◆ Instructions for the task: Copy out the lines of each of the following entries word for word.

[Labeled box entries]
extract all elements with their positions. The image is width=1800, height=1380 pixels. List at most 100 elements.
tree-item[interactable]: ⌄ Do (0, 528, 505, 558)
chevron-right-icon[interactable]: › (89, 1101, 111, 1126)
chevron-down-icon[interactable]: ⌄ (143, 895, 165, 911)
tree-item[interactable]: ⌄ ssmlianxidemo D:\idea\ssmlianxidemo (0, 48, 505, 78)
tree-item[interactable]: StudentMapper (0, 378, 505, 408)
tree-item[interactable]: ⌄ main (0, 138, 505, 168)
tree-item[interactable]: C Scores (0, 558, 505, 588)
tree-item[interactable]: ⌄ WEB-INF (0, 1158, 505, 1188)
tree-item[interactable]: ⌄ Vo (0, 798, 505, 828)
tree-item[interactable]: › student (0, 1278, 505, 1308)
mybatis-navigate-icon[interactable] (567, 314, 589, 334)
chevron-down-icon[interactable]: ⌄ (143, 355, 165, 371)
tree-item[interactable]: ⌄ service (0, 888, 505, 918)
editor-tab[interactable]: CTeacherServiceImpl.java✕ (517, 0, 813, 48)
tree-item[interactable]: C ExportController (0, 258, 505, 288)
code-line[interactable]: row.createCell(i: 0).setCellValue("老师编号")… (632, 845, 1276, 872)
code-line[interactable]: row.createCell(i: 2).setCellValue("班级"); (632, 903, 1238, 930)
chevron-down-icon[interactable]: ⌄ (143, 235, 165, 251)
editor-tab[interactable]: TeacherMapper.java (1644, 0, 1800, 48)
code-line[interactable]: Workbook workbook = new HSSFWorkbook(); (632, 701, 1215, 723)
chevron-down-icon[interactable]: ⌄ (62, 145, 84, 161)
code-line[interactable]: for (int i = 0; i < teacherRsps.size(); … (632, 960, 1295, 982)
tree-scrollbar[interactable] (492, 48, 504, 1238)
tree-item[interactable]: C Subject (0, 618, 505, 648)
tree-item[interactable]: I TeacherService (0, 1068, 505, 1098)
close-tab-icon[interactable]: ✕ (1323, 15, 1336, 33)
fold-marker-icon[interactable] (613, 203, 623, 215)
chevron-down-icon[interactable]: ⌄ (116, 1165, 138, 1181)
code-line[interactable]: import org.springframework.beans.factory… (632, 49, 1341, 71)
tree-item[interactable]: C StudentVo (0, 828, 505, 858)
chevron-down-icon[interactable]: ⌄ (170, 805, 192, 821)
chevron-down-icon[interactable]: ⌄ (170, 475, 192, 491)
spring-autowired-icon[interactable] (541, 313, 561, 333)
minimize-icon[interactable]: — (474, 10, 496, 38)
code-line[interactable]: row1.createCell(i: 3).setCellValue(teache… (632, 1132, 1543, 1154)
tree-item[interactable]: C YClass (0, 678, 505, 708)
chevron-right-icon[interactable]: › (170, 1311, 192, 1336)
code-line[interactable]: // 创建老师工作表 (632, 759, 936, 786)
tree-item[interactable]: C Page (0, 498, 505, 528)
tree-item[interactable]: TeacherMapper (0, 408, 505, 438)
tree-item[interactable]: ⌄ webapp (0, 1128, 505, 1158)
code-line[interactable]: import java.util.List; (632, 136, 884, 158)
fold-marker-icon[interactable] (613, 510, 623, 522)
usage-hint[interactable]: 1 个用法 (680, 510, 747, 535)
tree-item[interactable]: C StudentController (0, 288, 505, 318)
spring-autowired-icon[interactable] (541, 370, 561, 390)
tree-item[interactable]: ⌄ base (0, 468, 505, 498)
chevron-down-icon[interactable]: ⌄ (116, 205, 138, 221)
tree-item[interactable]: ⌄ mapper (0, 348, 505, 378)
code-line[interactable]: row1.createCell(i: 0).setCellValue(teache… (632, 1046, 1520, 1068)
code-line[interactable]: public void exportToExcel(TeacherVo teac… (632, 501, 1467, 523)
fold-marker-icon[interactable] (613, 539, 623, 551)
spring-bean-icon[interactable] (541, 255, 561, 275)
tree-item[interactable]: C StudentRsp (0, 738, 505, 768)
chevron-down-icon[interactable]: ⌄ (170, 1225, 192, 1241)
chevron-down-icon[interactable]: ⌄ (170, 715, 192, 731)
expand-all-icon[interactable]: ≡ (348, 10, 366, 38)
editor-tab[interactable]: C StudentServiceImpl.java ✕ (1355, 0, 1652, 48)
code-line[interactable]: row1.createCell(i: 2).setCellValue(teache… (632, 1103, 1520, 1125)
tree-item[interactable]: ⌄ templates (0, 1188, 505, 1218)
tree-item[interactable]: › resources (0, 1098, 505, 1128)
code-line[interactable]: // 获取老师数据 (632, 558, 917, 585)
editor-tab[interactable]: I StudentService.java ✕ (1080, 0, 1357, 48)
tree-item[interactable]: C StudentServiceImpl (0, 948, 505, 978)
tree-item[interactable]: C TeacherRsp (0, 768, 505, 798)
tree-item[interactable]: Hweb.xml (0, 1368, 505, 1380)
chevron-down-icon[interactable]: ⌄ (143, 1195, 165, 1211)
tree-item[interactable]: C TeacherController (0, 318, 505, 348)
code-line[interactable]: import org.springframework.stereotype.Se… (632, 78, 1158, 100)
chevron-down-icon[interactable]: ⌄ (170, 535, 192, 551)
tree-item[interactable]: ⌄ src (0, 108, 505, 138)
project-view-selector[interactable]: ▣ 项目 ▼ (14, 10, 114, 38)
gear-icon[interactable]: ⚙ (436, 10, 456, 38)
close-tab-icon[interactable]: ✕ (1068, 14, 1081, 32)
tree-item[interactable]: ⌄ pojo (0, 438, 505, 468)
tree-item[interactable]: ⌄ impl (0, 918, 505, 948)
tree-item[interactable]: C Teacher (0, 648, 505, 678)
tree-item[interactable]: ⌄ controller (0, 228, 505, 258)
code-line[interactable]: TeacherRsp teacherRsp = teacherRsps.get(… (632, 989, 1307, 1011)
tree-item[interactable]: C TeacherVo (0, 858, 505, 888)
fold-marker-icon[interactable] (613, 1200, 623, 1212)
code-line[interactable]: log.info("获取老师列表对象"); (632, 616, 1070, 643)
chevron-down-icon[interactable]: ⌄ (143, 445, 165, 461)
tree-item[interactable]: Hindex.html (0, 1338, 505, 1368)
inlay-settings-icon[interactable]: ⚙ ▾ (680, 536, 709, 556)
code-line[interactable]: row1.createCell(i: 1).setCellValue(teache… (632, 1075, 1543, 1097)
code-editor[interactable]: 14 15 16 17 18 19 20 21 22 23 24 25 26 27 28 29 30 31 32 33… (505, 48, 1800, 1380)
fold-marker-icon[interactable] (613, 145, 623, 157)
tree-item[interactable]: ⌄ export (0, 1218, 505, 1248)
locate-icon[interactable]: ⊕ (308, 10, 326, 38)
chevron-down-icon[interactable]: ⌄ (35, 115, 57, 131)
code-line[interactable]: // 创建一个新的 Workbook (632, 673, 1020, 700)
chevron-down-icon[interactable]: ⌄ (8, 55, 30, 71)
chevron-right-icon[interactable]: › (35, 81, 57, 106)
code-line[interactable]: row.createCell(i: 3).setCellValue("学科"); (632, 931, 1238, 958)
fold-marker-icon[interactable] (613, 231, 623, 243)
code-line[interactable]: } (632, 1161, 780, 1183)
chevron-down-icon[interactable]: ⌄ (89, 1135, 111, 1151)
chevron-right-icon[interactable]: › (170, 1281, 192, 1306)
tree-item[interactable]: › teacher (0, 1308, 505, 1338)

◆ Right answer:
extract all elements with their positions. The image is width=1800, height=1380 pixels. List at most 100 elements.
tree-item[interactable]: ⌄ Do (0, 528, 505, 558)
chevron-right-icon[interactable]: › (89, 1101, 111, 1126)
chevron-down-icon[interactable]: ⌄ (143, 895, 165, 911)
tree-item[interactable]: ⌄ ssmlianxidemo D:\idea\ssmlianxidemo (0, 48, 505, 78)
tree-item[interactable]: StudentMapper (0, 378, 505, 408)
tree-item[interactable]: ⌄ main (0, 138, 505, 168)
tree-item[interactable]: C Scores (0, 558, 505, 588)
tree-item[interactable]: ⌄ WEB-INF (0, 1158, 505, 1188)
tree-item[interactable]: ⌄ Vo (0, 798, 505, 828)
tree-item[interactable]: › student (0, 1278, 505, 1308)
mybatis-navigate-icon[interactable] (567, 314, 589, 334)
chevron-down-icon[interactable]: ⌄ (143, 355, 165, 371)
tree-item[interactable]: ⌄ service (0, 888, 505, 918)
editor-tab[interactable]: CTeacherServiceImpl.java✕ (517, 0, 813, 48)
tree-item[interactable]: C ExportController (0, 258, 505, 288)
code-line[interactable]: row.createCell(i: 0).setCellValue("老师编号")… (632, 845, 1276, 872)
code-line[interactable]: row.createCell(i: 2).setCellValue("班级"); (632, 903, 1238, 930)
chevron-down-icon[interactable]: ⌄ (143, 235, 165, 251)
editor-tab[interactable]: TeacherMapper.java (1644, 0, 1800, 48)
code-line[interactable]: Workbook workbook = new HSSFWorkbook(); (632, 701, 1215, 723)
chevron-down-icon[interactable]: ⌄ (62, 145, 84, 161)
code-line[interactable]: for (int i = 0; i < teacherRsps.size(); … (632, 960, 1295, 982)
tree-scrollbar[interactable] (492, 48, 504, 1238)
tree-item[interactable]: C Subject (0, 618, 505, 648)
tree-item[interactable]: I TeacherService (0, 1068, 505, 1098)
close-tab-icon[interactable]: ✕ (1323, 15, 1336, 33)
fold-marker-icon[interactable] (613, 203, 623, 215)
chevron-down-icon[interactable]: ⌄ (116, 1165, 138, 1181)
code-line[interactable]: import org.springframework.beans.factory… (632, 49, 1341, 71)
tree-item[interactable]: C StudentVo (0, 828, 505, 858)
chevron-down-icon[interactable]: ⌄ (170, 805, 192, 821)
chevron-down-icon[interactable]: ⌄ (170, 475, 192, 491)
spring-autowired-icon[interactable] (541, 313, 561, 333)
minimize-icon[interactable]: — (474, 10, 496, 38)
code-line[interactable]: row1.createCell(i: 3).setCellValue(teache… (632, 1132, 1543, 1154)
tree-item[interactable]: C YClass (0, 678, 505, 708)
chevron-right-icon[interactable]: › (170, 1311, 192, 1336)
code-line[interactable]: // 创建老师工作表 (632, 759, 936, 786)
tree-item[interactable]: C Page (0, 498, 505, 528)
tree-item[interactable]: TeacherMapper (0, 408, 505, 438)
tree-item[interactable]: ⌄ webapp (0, 1128, 505, 1158)
code-line[interactable]: import java.util.List; (632, 136, 884, 158)
fold-marker-icon[interactable] (613, 510, 623, 522)
usage-hint[interactable]: 1 个用法 (680, 510, 747, 535)
tree-item[interactable]: C StudentController (0, 288, 505, 318)
spring-autowired-icon[interactable] (541, 370, 561, 390)
tree-item[interactable]: ⌄ base (0, 468, 505, 498)
chevron-down-icon[interactable]: ⌄ (116, 205, 138, 221)
tree-item[interactable]: ⌄ mapper (0, 348, 505, 378)
code-line[interactable]: row1.createCell(i: 0).setCellValue(teache… (632, 1046, 1520, 1068)
code-line[interactable]: public void exportToExcel(TeacherVo teac… (632, 501, 1467, 523)
fold-marker-icon[interactable] (613, 539, 623, 551)
spring-bean-icon[interactable] (541, 255, 561, 275)
tree-item[interactable]: C StudentRsp (0, 738, 505, 768)
chevron-down-icon[interactable]: ⌄ (170, 1225, 192, 1241)
chevron-down-icon[interactable]: ⌄ (170, 715, 192, 731)
expand-all-icon[interactable]: ≡ (348, 10, 366, 38)
editor-tab[interactable]: C StudentServiceImpl.java ✕ (1355, 0, 1652, 48)
code-line[interactable]: row1.createCell(i: 2).setCellValue(teache… (632, 1103, 1520, 1125)
tree-item[interactable]: ⌄ templates (0, 1188, 505, 1218)
tree-item[interactable]: › resources (0, 1098, 505, 1128)
code-line[interactable]: // 获取老师数据 (632, 558, 917, 585)
editor-tab[interactable]: I StudentService.java ✕ (1080, 0, 1357, 48)
tree-item[interactable]: C StudentServiceImpl (0, 948, 505, 978)
tree-item[interactable]: C TeacherRsp (0, 768, 505, 798)
tree-item[interactable]: Hweb.xml (0, 1368, 505, 1380)
chevron-down-icon[interactable]: ⌄ (143, 1195, 165, 1211)
tree-item[interactable]: C TeacherController (0, 318, 505, 348)
code-line[interactable]: import org.springframework.stereotype.Se… (632, 78, 1158, 100)
chevron-down-icon[interactable]: ⌄ (170, 535, 192, 551)
tree-item[interactable]: ⌄ src (0, 108, 505, 138)
project-view-selector[interactable]: ▣ 项目 ▼ (14, 10, 114, 38)
gear-icon[interactable]: ⚙ (436, 10, 456, 38)
close-tab-icon[interactable]: ✕ (1068, 14, 1081, 32)
tree-item[interactable]: ⌄ pojo (0, 438, 505, 468)
tree-item[interactable]: ⌄ impl (0, 918, 505, 948)
tree-item[interactable]: C Teacher (0, 648, 505, 678)
tree-item[interactable]: ⌄ controller (0, 228, 505, 258)
code-line[interactable]: TeacherRsp teacherRsp = teacherRsps.get(… (632, 989, 1307, 1011)
tree-item[interactable]: C TeacherVo (0, 858, 505, 888)
fold-marker-icon[interactable] (613, 1200, 623, 1212)
code-line[interactable]: log.info("获取老师列表对象"); (632, 616, 1070, 643)
chevron-down-icon[interactable]: ⌄ (143, 445, 165, 461)
tree-item[interactable]: Hindex.html (0, 1338, 505, 1368)
inlay-settings-icon[interactable]: ⚙ ▾ (680, 536, 709, 556)
code-line[interactable]: row1.createCell(i: 1).setCellValue(teache… (632, 1075, 1543, 1097)
code-editor[interactable]: 14 15 16 17 18 19 20 21 22 23 24 25 26 27 28 29 30 31 32 33… (505, 48, 1800, 1380)
fold-marker-icon[interactable] (613, 145, 623, 157)
tree-item[interactable]: ⌄ export (0, 1218, 505, 1248)
locate-icon[interactable]: ⊕ (308, 10, 326, 38)
chevron-down-icon[interactable]: ⌄ (35, 115, 57, 131)
code-line[interactable]: // 创建一个新的 Workbook (632, 673, 1020, 700)
chevron-down-icon[interactable]: ⌄ (8, 55, 30, 71)
chevron-right-icon[interactable]: › (35, 81, 57, 106)
code-line[interactable]: row.createCell(i: 3).setCellValue("学科"); (632, 931, 1238, 958)
fold-marker-icon[interactable] (613, 231, 623, 243)
code-line[interactable]: } (632, 1161, 780, 1183)
chevron-down-icon[interactable]: ⌄ (89, 1135, 111, 1151)
chevron-right-icon[interactable]: › (170, 1281, 192, 1306)
tree-item[interactable]: › teacher (0, 1308, 505, 1338)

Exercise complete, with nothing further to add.